#### [Work to do]
List each line of the data in which the string "this" appears.

------ Material provided

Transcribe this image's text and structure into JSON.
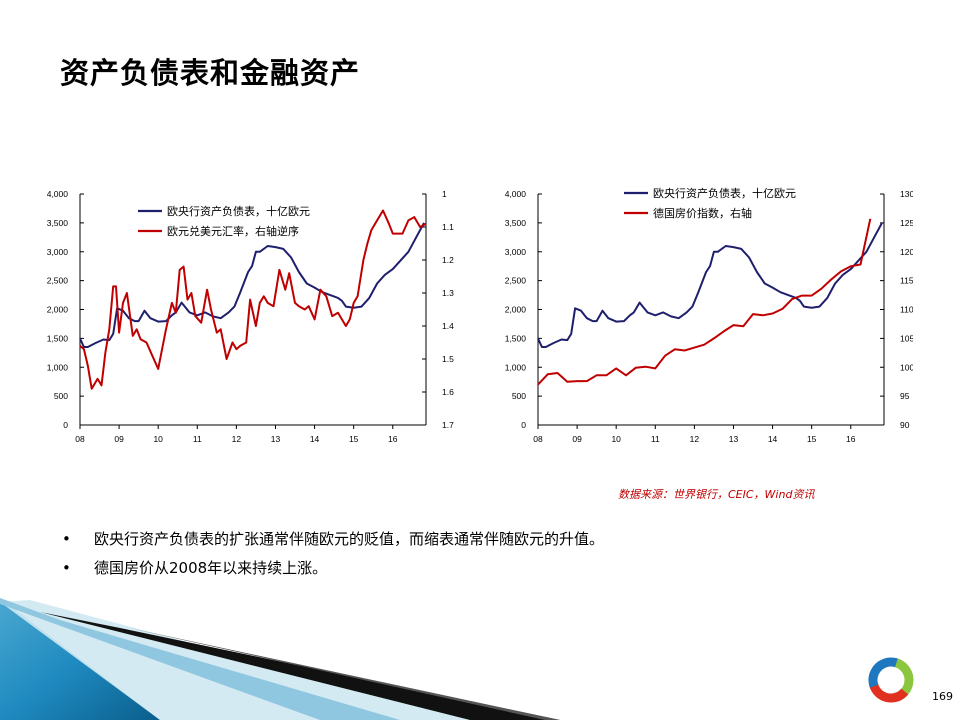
{
  "slide": {
    "title": "资产负债表和金融资产",
    "source": "数据来源：世界银行，CEIC，Wind资讯",
    "bullets": [
      "欧央行资产负债表的扩张通常伴随欧元的贬值，而缩表通常伴随欧元的升值。",
      "德国房价从2008年以来持续上涨。"
    ],
    "bullet_char": "•",
    "page_number": "169"
  },
  "colors": {
    "navy": "#1f1f6e",
    "red": "#c00000",
    "blue": "#1f8ac0",
    "logo_red": "#e03020",
    "logo_green": "#8cc63f",
    "logo_blue": "#1f77c0"
  },
  "chart_data": [
    {
      "type": "line",
      "x_ticks": [
        "08",
        "09",
        "10",
        "11",
        "12",
        "13",
        "14",
        "15",
        "16"
      ],
      "xlim": [
        2008,
        2016.85
      ],
      "y_left": {
        "ticks": [
          "0",
          "500",
          "1,000",
          "1,500",
          "2,000",
          "2,500",
          "3,000",
          "3,500",
          "4,000"
        ],
        "ylim": [
          0,
          4000
        ]
      },
      "y_right": {
        "ticks": [
          "1",
          "1.1",
          "1.2",
          "1.3",
          "1.4",
          "1.5",
          "1.6",
          "1.7"
        ],
        "ylim": [
          1.0,
          1.7
        ],
        "reversed": true
      },
      "series": [
        {
          "name": "欧央行资产负债表，十亿欧元",
          "axis": "left",
          "color": "#1f1f6e",
          "x": [
            2008.0,
            2008.1,
            2008.2,
            2008.4,
            2008.6,
            2008.75,
            2008.85,
            2008.95,
            2009.1,
            2009.25,
            2009.4,
            2009.5,
            2009.65,
            2009.8,
            2010.0,
            2010.2,
            2010.35,
            2010.45,
            2010.6,
            2010.8,
            2011.0,
            2011.2,
            2011.4,
            2011.6,
            2011.8,
            2011.95,
            2012.1,
            2012.3,
            2012.4,
            2012.5,
            2012.6,
            2012.8,
            2013.0,
            2013.2,
            2013.4,
            2013.6,
            2013.8,
            2014.0,
            2014.2,
            2014.4,
            2014.6,
            2014.7,
            2014.8,
            2015.0,
            2015.2,
            2015.4,
            2015.6,
            2015.8,
            2016.0,
            2016.2,
            2016.4,
            2016.6,
            2016.8
          ],
          "values": [
            1500,
            1350,
            1350,
            1420,
            1480,
            1470,
            1580,
            2020,
            1980,
            1850,
            1800,
            1800,
            1980,
            1850,
            1790,
            1800,
            1900,
            1950,
            2120,
            1950,
            1900,
            1950,
            1880,
            1850,
            1950,
            2050,
            2300,
            2650,
            2750,
            3000,
            3000,
            3100,
            3080,
            3050,
            2900,
            2650,
            2450,
            2380,
            2300,
            2250,
            2200,
            2150,
            2050,
            2030,
            2050,
            2200,
            2450,
            2600,
            2700,
            2850,
            3000,
            3250,
            3500
          ]
        },
        {
          "name": "欧元兑美元汇率，右轴逆序",
          "axis": "right",
          "color": "#c00000",
          "x": [
            2008.0,
            2008.1,
            2008.2,
            2008.3,
            2008.45,
            2008.55,
            2008.65,
            2008.75,
            2008.85,
            2008.92,
            2009.0,
            2009.1,
            2009.2,
            2009.35,
            2009.45,
            2009.55,
            2009.7,
            2009.85,
            2010.0,
            2010.1,
            2010.2,
            2010.35,
            2010.45,
            2010.55,
            2010.65,
            2010.75,
            2010.85,
            2010.95,
            2011.1,
            2011.25,
            2011.35,
            2011.5,
            2011.6,
            2011.75,
            2011.9,
            2012.0,
            2012.1,
            2012.25,
            2012.35,
            2012.5,
            2012.6,
            2012.7,
            2012.8,
            2012.95,
            2013.1,
            2013.25,
            2013.35,
            2013.5,
            2013.6,
            2013.75,
            2013.85,
            2014.0,
            2014.15,
            2014.3,
            2014.45,
            2014.6,
            2014.7,
            2014.8,
            2014.9,
            2015.0,
            2015.1,
            2015.25,
            2015.35,
            2015.45,
            2015.6,
            2015.75,
            2015.9,
            2016.0,
            2016.1,
            2016.25,
            2016.4,
            2016.55,
            2016.7,
            2016.85
          ],
          "values": [
            1.46,
            1.47,
            1.52,
            1.59,
            1.56,
            1.58,
            1.48,
            1.41,
            1.28,
            1.28,
            1.42,
            1.33,
            1.3,
            1.43,
            1.41,
            1.44,
            1.45,
            1.49,
            1.53,
            1.47,
            1.41,
            1.33,
            1.36,
            1.23,
            1.22,
            1.32,
            1.3,
            1.37,
            1.39,
            1.29,
            1.35,
            1.42,
            1.41,
            1.5,
            1.45,
            1.47,
            1.46,
            1.45,
            1.32,
            1.4,
            1.33,
            1.31,
            1.33,
            1.34,
            1.23,
            1.29,
            1.24,
            1.33,
            1.34,
            1.35,
            1.34,
            1.38,
            1.29,
            1.31,
            1.37,
            1.36,
            1.38,
            1.4,
            1.38,
            1.33,
            1.31,
            1.2,
            1.15,
            1.11,
            1.08,
            1.05,
            1.09,
            1.12,
            1.12,
            1.12,
            1.08,
            1.07,
            1.1,
            1.09
          ]
        }
      ]
    },
    {
      "type": "line",
      "x_ticks": [
        "08",
        "09",
        "10",
        "11",
        "12",
        "13",
        "14",
        "15",
        "16"
      ],
      "xlim": [
        2008,
        2016.85
      ],
      "y_left": {
        "ticks": [
          "0",
          "500",
          "1,000",
          "1,500",
          "2,000",
          "2,500",
          "3,000",
          "3,500",
          "4,000"
        ],
        "ylim": [
          0,
          4000
        ]
      },
      "y_right": {
        "ticks": [
          "90",
          "95",
          "100",
          "105",
          "110",
          "115",
          "120",
          "125",
          "130"
        ],
        "ylim": [
          90,
          130
        ]
      },
      "series": [
        {
          "name": "欧央行资产负债表，十亿欧元",
          "axis": "left",
          "color": "#1f1f6e",
          "x": [
            2008.0,
            2008.1,
            2008.2,
            2008.4,
            2008.6,
            2008.75,
            2008.85,
            2008.95,
            2009.1,
            2009.25,
            2009.4,
            2009.5,
            2009.65,
            2009.8,
            2010.0,
            2010.2,
            2010.35,
            2010.45,
            2010.6,
            2010.8,
            2011.0,
            2011.2,
            2011.4,
            2011.6,
            2011.8,
            2011.95,
            2012.1,
            2012.3,
            2012.4,
            2012.5,
            2012.6,
            2012.8,
            2013.0,
            2013.2,
            2013.4,
            2013.6,
            2013.8,
            2014.0,
            2014.2,
            2014.4,
            2014.6,
            2014.7,
            2014.8,
            2015.0,
            2015.2,
            2015.4,
            2015.6,
            2015.8,
            2016.0,
            2016.2,
            2016.4,
            2016.6,
            2016.8
          ],
          "values": [
            1500,
            1350,
            1350,
            1420,
            1480,
            1470,
            1580,
            2020,
            1980,
            1850,
            1800,
            1800,
            1980,
            1850,
            1790,
            1800,
            1900,
            1950,
            2120,
            1950,
            1900,
            1950,
            1880,
            1850,
            1950,
            2050,
            2300,
            2650,
            2750,
            3000,
            3000,
            3100,
            3080,
            3050,
            2900,
            2650,
            2450,
            2380,
            2300,
            2250,
            2200,
            2150,
            2050,
            2030,
            2050,
            2200,
            2450,
            2600,
            2700,
            2850,
            3000,
            3250,
            3500
          ]
        },
        {
          "name": "德国房价指数，右轴",
          "axis": "right",
          "color": "#c00000",
          "x": [
            2008.0,
            2008.25,
            2008.5,
            2008.75,
            2009.0,
            2009.25,
            2009.5,
            2009.75,
            2010.0,
            2010.25,
            2010.5,
            2010.75,
            2011.0,
            2011.25,
            2011.5,
            2011.75,
            2012.0,
            2012.25,
            2012.5,
            2012.75,
            2013.0,
            2013.25,
            2013.5,
            2013.75,
            2014.0,
            2014.25,
            2014.5,
            2014.75,
            2015.0,
            2015.25,
            2015.5,
            2015.75,
            2016.0,
            2016.25,
            2016.5
          ],
          "values": [
            97.0,
            98.8,
            99.0,
            97.5,
            97.6,
            97.6,
            98.6,
            98.6,
            99.8,
            98.6,
            99.9,
            100.1,
            99.8,
            102.0,
            103.1,
            102.9,
            103.4,
            103.9,
            105.0,
            106.2,
            107.3,
            107.1,
            109.2,
            109.0,
            109.3,
            110.1,
            111.8,
            112.4,
            112.4,
            113.6,
            115.2,
            116.6,
            117.5,
            117.8,
            125.7
          ]
        }
      ]
    }
  ]
}
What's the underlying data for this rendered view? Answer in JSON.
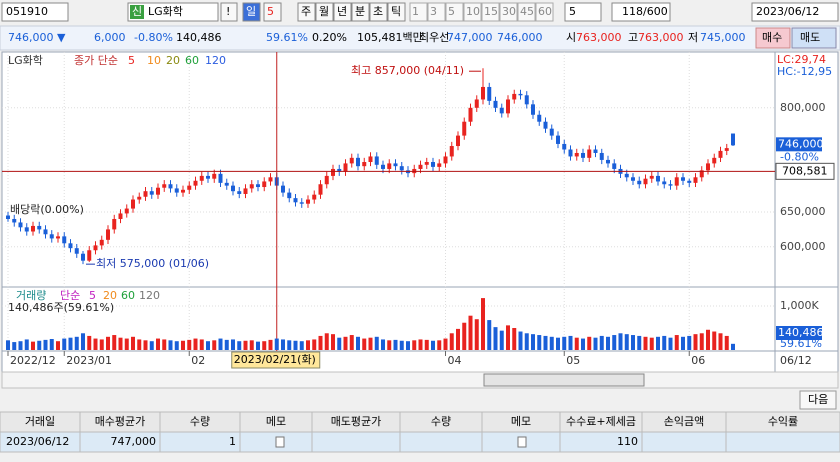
{
  "toolbar": {
    "code": "051910",
    "badge": "신",
    "name": "LG화학",
    "alert": "!",
    "periods": [
      "일",
      "5",
      "주",
      "월",
      "년",
      "분",
      "초",
      "틱"
    ],
    "minutes": [
      "1",
      "3",
      "5",
      "10",
      "15",
      "30",
      "45",
      "60"
    ],
    "minute_select": "5",
    "count": "118/600",
    "date": "2023/06/12"
  },
  "quote": {
    "price": "746,000 ▼",
    "change": "6,000",
    "change_pct": "-0.80%",
    "volume": "140,486",
    "volume_pct": "59.61%",
    "turnover": "0.20%",
    "amount": "105,481백만",
    "best_label": "최우선",
    "ask": "747,000",
    "bid": "746,000",
    "open_label": "시",
    "open": "763,000",
    "high_label": "고",
    "high": "763,000",
    "low_label": "저",
    "low": "745,000",
    "buy": "매수",
    "sell": "매도"
  },
  "chart": {
    "legend": {
      "name": "LG화학",
      "ma_label": "종가 단순",
      "ma": [
        {
          "label": "5",
          "color": "#e8231f"
        },
        {
          "label": "10",
          "color": "#f08a1c"
        },
        {
          "label": "20",
          "color": "#8a8a10"
        },
        {
          "label": "60",
          "color": "#1fa03a"
        },
        {
          "label": "120",
          "color": "#2b5ce0"
        }
      ]
    },
    "lc": "LC:29,74",
    "hc": "HC:-12,95",
    "high_note": "최고 857,000 (04/11)",
    "low_note": "최저 575,000 (01/06)",
    "dividend_note": "배당락(0.00%)",
    "ylim": [
      545000,
      876000
    ],
    "yticks": [
      {
        "value": 600000,
        "label": "600,000"
      },
      {
        "value": 650000,
        "label": "650,000"
      },
      {
        "value": 800000,
        "label": "800,000"
      }
    ],
    "last_price": {
      "value": 746000,
      "label": "746,000",
      "pct": "-0.80%"
    },
    "crosshair": {
      "date": "2023/02/21(화)",
      "price": 708581,
      "price_label": "708,581"
    },
    "up_color": "#e8231f",
    "down_color": "#1a5fd8",
    "categories": [
      "2022/12",
      null,
      null,
      null,
      null,
      null,
      null,
      null,
      null,
      "2023/01",
      null,
      null,
      null,
      null,
      null,
      null,
      null,
      null,
      null,
      null,
      null,
      null,
      null,
      null,
      null,
      null,
      null,
      null,
      null,
      "02",
      null,
      null,
      null,
      null,
      null,
      null,
      null,
      null,
      null,
      null,
      null,
      null,
      null,
      null,
      null,
      null,
      null,
      null,
      null,
      null,
      null,
      null,
      null,
      null,
      null,
      null,
      null,
      null,
      null,
      null,
      null,
      null,
      null,
      null,
      null,
      null,
      null,
      null,
      null,
      null,
      "04",
      null,
      null,
      null,
      null,
      null,
      null,
      null,
      null,
      null,
      null,
      null,
      null,
      null,
      null,
      null,
      null,
      null,
      null,
      "05",
      null,
      null,
      null,
      null,
      null,
      null,
      null,
      null,
      null,
      null,
      null,
      null,
      null,
      null,
      null,
      null,
      null,
      null,
      null,
      "06",
      null,
      null,
      null,
      null,
      null,
      null,
      null
    ],
    "last_date": "06/12",
    "ohlc": [
      [
        645000,
        650000,
        636000,
        640000
      ],
      [
        640000,
        646000,
        629000,
        635000
      ],
      [
        635000,
        641000,
        622000,
        628000
      ],
      [
        628000,
        634000,
        616000,
        622000
      ],
      [
        622000,
        636000,
        616000,
        630000
      ],
      [
        630000,
        636000,
        619000,
        625000
      ],
      [
        625000,
        631000,
        612000,
        618000
      ],
      [
        618000,
        624000,
        606000,
        612000
      ],
      [
        612000,
        621000,
        606000,
        615000
      ],
      [
        615000,
        621000,
        599000,
        605000
      ],
      [
        605000,
        611000,
        592000,
        598000
      ],
      [
        598000,
        604000,
        584000,
        590000
      ],
      [
        590000,
        594000,
        575000,
        580000
      ],
      [
        580000,
        601000,
        578000,
        595000
      ],
      [
        595000,
        608000,
        589000,
        602000
      ],
      [
        602000,
        616000,
        596000,
        610000
      ],
      [
        610000,
        631000,
        604000,
        625000
      ],
      [
        625000,
        646000,
        619000,
        640000
      ],
      [
        640000,
        654000,
        634000,
        648000
      ],
      [
        648000,
        661000,
        642000,
        655000
      ],
      [
        655000,
        674000,
        649000,
        668000
      ],
      [
        668000,
        678000,
        662000,
        672000
      ],
      [
        672000,
        686000,
        666000,
        680000
      ],
      [
        680000,
        686000,
        669000,
        675000
      ],
      [
        675000,
        691000,
        669000,
        685000
      ],
      [
        685000,
        696000,
        679000,
        690000
      ],
      [
        690000,
        696000,
        678000,
        684000
      ],
      [
        684000,
        690000,
        672000,
        678000
      ],
      [
        678000,
        688000,
        672000,
        682000
      ],
      [
        682000,
        694000,
        676000,
        688000
      ],
      [
        688000,
        701000,
        682000,
        695000
      ],
      [
        695000,
        708000,
        689000,
        702000
      ],
      [
        702000,
        708000,
        692000,
        698000
      ],
      [
        698000,
        711000,
        692000,
        705000
      ],
      [
        705000,
        711000,
        686000,
        692000
      ],
      [
        692000,
        698000,
        682000,
        688000
      ],
      [
        688000,
        694000,
        674000,
        680000
      ],
      [
        680000,
        686000,
        670000,
        676000
      ],
      [
        676000,
        690000,
        670000,
        684000
      ],
      [
        684000,
        696000,
        678000,
        690000
      ],
      [
        690000,
        696000,
        680000,
        686000
      ],
      [
        686000,
        700000,
        680000,
        694000
      ],
      [
        694000,
        706000,
        688000,
        700000
      ],
      [
        700000,
        706000,
        682000,
        688000
      ],
      [
        688000,
        694000,
        672000,
        678000
      ],
      [
        678000,
        684000,
        664000,
        670000
      ],
      [
        670000,
        676000,
        658000,
        664000
      ],
      [
        664000,
        670000,
        656000,
        662000
      ],
      [
        662000,
        674000,
        656000,
        668000
      ],
      [
        668000,
        681000,
        662000,
        675000
      ],
      [
        675000,
        696000,
        669000,
        690000
      ],
      [
        690000,
        708000,
        684000,
        702000
      ],
      [
        702000,
        718000,
        696000,
        712000
      ],
      [
        712000,
        718000,
        702000,
        708000
      ],
      [
        708000,
        726000,
        702000,
        720000
      ],
      [
        720000,
        734000,
        714000,
        728000
      ],
      [
        728000,
        734000,
        710000,
        716000
      ],
      [
        716000,
        728000,
        710000,
        722000
      ],
      [
        722000,
        736000,
        716000,
        730000
      ],
      [
        730000,
        736000,
        712000,
        718000
      ],
      [
        718000,
        724000,
        706000,
        712000
      ],
      [
        712000,
        726000,
        706000,
        720000
      ],
      [
        720000,
        726000,
        710000,
        716000
      ],
      [
        716000,
        722000,
        704000,
        710000
      ],
      [
        710000,
        716000,
        700000,
        706000
      ],
      [
        706000,
        718000,
        700000,
        712000
      ],
      [
        712000,
        724000,
        706000,
        718000
      ],
      [
        718000,
        728000,
        712000,
        722000
      ],
      [
        722000,
        728000,
        709000,
        715000
      ],
      [
        715000,
        726000,
        709000,
        720000
      ],
      [
        720000,
        736000,
        714000,
        730000
      ],
      [
        730000,
        751000,
        724000,
        745000
      ],
      [
        745000,
        766000,
        739000,
        760000
      ],
      [
        760000,
        786000,
        754000,
        780000
      ],
      [
        780000,
        806000,
        774000,
        800000
      ],
      [
        800000,
        818000,
        794000,
        812000
      ],
      [
        812000,
        857000,
        805000,
        830000
      ],
      [
        830000,
        836000,
        804000,
        810000
      ],
      [
        810000,
        816000,
        794000,
        800000
      ],
      [
        800000,
        806000,
        786000,
        792000
      ],
      [
        792000,
        818000,
        786000,
        812000
      ],
      [
        812000,
        826000,
        806000,
        820000
      ],
      [
        820000,
        826000,
        812000,
        818000
      ],
      [
        818000,
        824000,
        799000,
        805000
      ],
      [
        805000,
        811000,
        784000,
        790000
      ],
      [
        790000,
        796000,
        774000,
        780000
      ],
      [
        780000,
        786000,
        764000,
        770000
      ],
      [
        770000,
        776000,
        754000,
        760000
      ],
      [
        760000,
        766000,
        742000,
        748000
      ],
      [
        748000,
        754000,
        734000,
        740000
      ],
      [
        740000,
        746000,
        724000,
        730000
      ],
      [
        730000,
        741000,
        724000,
        735000
      ],
      [
        735000,
        741000,
        722000,
        728000
      ],
      [
        728000,
        746000,
        722000,
        740000
      ],
      [
        740000,
        746000,
        729000,
        735000
      ],
      [
        735000,
        741000,
        719000,
        725000
      ],
      [
        725000,
        731000,
        714000,
        720000
      ],
      [
        720000,
        726000,
        706000,
        712000
      ],
      [
        712000,
        718000,
        699000,
        705000
      ],
      [
        705000,
        711000,
        694000,
        700000
      ],
      [
        700000,
        706000,
        689000,
        695000
      ],
      [
        695000,
        701000,
        684000,
        690000
      ],
      [
        690000,
        704000,
        684000,
        698000
      ],
      [
        698000,
        708000,
        692000,
        702000
      ],
      [
        702000,
        708000,
        688000,
        694000
      ],
      [
        694000,
        700000,
        684000,
        690000
      ],
      [
        690000,
        696000,
        682000,
        688000
      ],
      [
        688000,
        706000,
        682000,
        700000
      ],
      [
        700000,
        706000,
        689000,
        695000
      ],
      [
        695000,
        698000,
        686000,
        692000
      ],
      [
        692000,
        706000,
        686000,
        700000
      ],
      [
        700000,
        716000,
        694000,
        710000
      ],
      [
        710000,
        726000,
        704000,
        720000
      ],
      [
        720000,
        734000,
        714000,
        728000
      ],
      [
        728000,
        744000,
        722000,
        738000
      ],
      [
        738000,
        748000,
        732000,
        742000
      ],
      [
        763000,
        763000,
        745000,
        746000
      ]
    ]
  },
  "volume": {
    "legend": {
      "name": "거래량",
      "ma_label": "단순",
      "ma": [
        {
          "label": "5",
          "color": "#c020c0"
        },
        {
          "label": "20",
          "color": "#f08a1c"
        },
        {
          "label": "60",
          "color": "#1fa03a"
        },
        {
          "label": "120",
          "color": "#777777"
        }
      ]
    },
    "summary": "140,486주(59.61%)",
    "ylim": [
      0,
      1364000
    ],
    "yticks": [
      {
        "value": 1000000,
        "label": "1,000K"
      }
    ],
    "last_label": "140,486",
    "last_pct": "59.61%",
    "values": [
      220000,
      180000,
      200000,
      240000,
      190000,
      210000,
      230000,
      250000,
      200000,
      260000,
      280000,
      300000,
      380000,
      320000,
      260000,
      240000,
      300000,
      340000,
      280000,
      260000,
      300000,
      240000,
      220000,
      200000,
      260000,
      240000,
      220000,
      200000,
      210000,
      230000,
      260000,
      240000,
      200000,
      220000,
      260000,
      230000,
      240000,
      200000,
      210000,
      220000,
      190000,
      200000,
      230000,
      260000,
      240000,
      220000,
      210000,
      200000,
      220000,
      240000,
      320000,
      380000,
      360000,
      280000,
      300000,
      340000,
      300000,
      260000,
      280000,
      300000,
      240000,
      220000,
      230000,
      210000,
      200000,
      220000,
      240000,
      230000,
      210000,
      220000,
      260000,
      380000,
      480000,
      620000,
      780000,
      700000,
      1180000,
      680000,
      520000,
      440000,
      560000,
      500000,
      420000,
      380000,
      360000,
      340000,
      320000,
      300000,
      280000,
      300000,
      320000,
      280000,
      260000,
      300000,
      280000,
      320000,
      300000,
      340000,
      380000,
      360000,
      340000,
      320000,
      300000,
      280000,
      300000,
      320000,
      280000,
      340000,
      300000,
      320000,
      360000,
      380000,
      460000,
      420000,
      380000,
      320000,
      140486
    ]
  },
  "next_button": "다음",
  "table": {
    "headers": [
      "거래일",
      "매수평균가",
      "수량",
      "메모",
      "매도평균가",
      "수량",
      "메모",
      "수수료+제세금",
      "손익금액",
      "수익률"
    ],
    "rows": [
      [
        "2023/06/12",
        "747,000",
        "1",
        "",
        "",
        "",
        "",
        "110",
        "",
        ""
      ]
    ]
  }
}
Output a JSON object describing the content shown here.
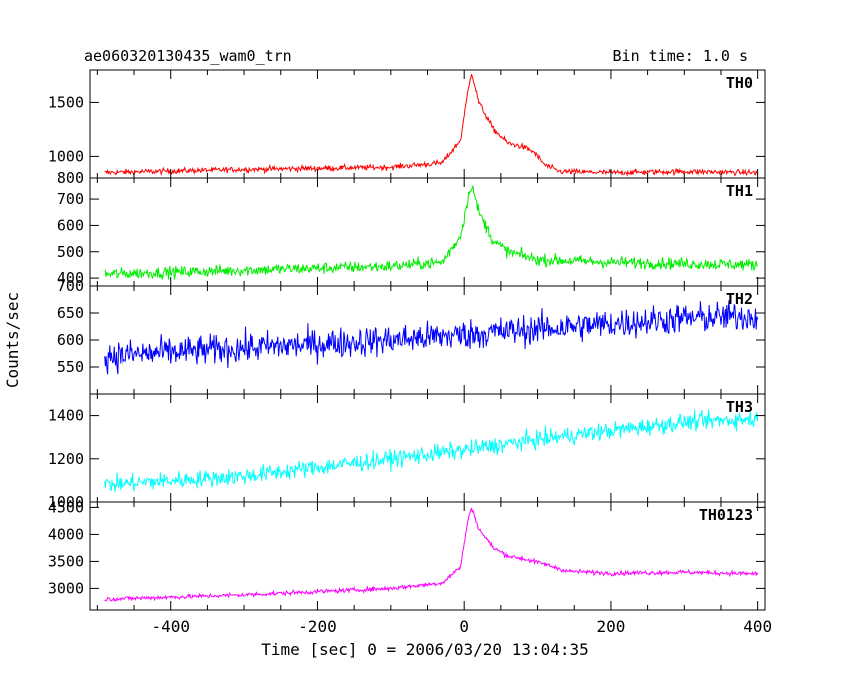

------------

#### [Full output]
Transcribe this image's text and structure into JSON.
What's the underlying data for this rendered view? Answer in JSON.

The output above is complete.